DATA ENTRIES:
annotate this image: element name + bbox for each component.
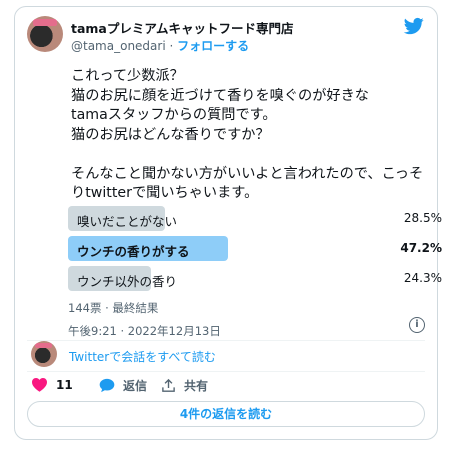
poll-option: ウンチ以外の香り 24.3% <box>68 266 442 293</box>
poll-option-percent: 28.5% <box>403 211 442 225</box>
poll-option-label: ウンチ以外の香り <box>77 274 178 289</box>
separator: · <box>169 39 174 53</box>
poll-option: 嗅いだことがない 28.5% <box>68 206 442 233</box>
reply-label: 返信 <box>123 379 148 393</box>
twitter-bird-icon[interactable] <box>403 16 425 36</box>
read-conversation-link[interactable]: Twitterで会話をすべて読む <box>69 348 216 365</box>
reply-bubble-icon <box>99 378 115 393</box>
like-count: 11 <box>56 377 73 392</box>
account-name[interactable]: tamaプレミアムキャットフード専門店 <box>71 18 294 37</box>
reply-button[interactable]: 返信 <box>99 377 147 394</box>
share-icon <box>162 378 175 392</box>
read-replies-button[interactable]: 4件の返信を読む <box>27 401 425 427</box>
poll: 嗅いだことがない 28.5% ウンチの香りがする 47.2% ウンチ以外の香り … <box>68 206 442 296</box>
handle-line: @tama_onedari · フォローする <box>71 37 249 54</box>
poll-option-percent: 47.2% <box>400 241 442 255</box>
tweet-card: tamaプレミアムキャットフード専門店 @tama_onedari · フォロー… <box>14 6 442 440</box>
divider <box>27 371 425 372</box>
tweet-text: これって少数派？ 猫のお尻に顔を近づけて香りを嗅ぐのが好きな tamaスタッフか… <box>71 68 424 201</box>
divider <box>27 340 425 341</box>
poll-summary: 144票 · 最終結果 <box>68 301 159 315</box>
heart-icon <box>32 378 47 392</box>
tweet-header: tamaプレミアムキャットフード専門店 @tama_onedari · フォロー… <box>27 16 425 56</box>
tweet-timestamp[interactable]: 午後9:21 · 2022年12月13日 <box>68 323 221 339</box>
share-button[interactable]: 共有 <box>161 377 208 394</box>
info-icon[interactable]: i <box>409 317 425 333</box>
poll-option-winner: ウンチの香りがする 47.2% <box>68 236 442 263</box>
like-button[interactable]: 11 <box>31 377 73 392</box>
action-bar: 11 返信 共有 <box>31 375 411 397</box>
avatar <box>31 341 57 367</box>
poll-option-label: ウンチの香りがする <box>77 244 190 259</box>
poll-option-percent: 24.3% <box>403 271 442 285</box>
follow-button[interactable]: フォローする <box>177 39 249 53</box>
share-label: 共有 <box>184 379 209 393</box>
account-handle[interactable]: @tama_onedari <box>71 39 166 53</box>
avatar[interactable] <box>27 16 63 52</box>
poll-option-label: 嗅いだことがない <box>77 214 178 229</box>
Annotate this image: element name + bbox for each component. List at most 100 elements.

EXERCISE INSTRUCTIONS:
Which lines in the entries above contain the string "icon"? Report every such line in full, matching case exactly.

OUTPUT BELOW:
twitter-bird-icon[interactable] <box>403 16 425 36</box>
reply-bubble-icon <box>99 378 115 393</box>
share-icon <box>162 378 175 392</box>
heart-icon <box>32 378 47 392</box>
info-icon[interactable]: i <box>409 317 425 333</box>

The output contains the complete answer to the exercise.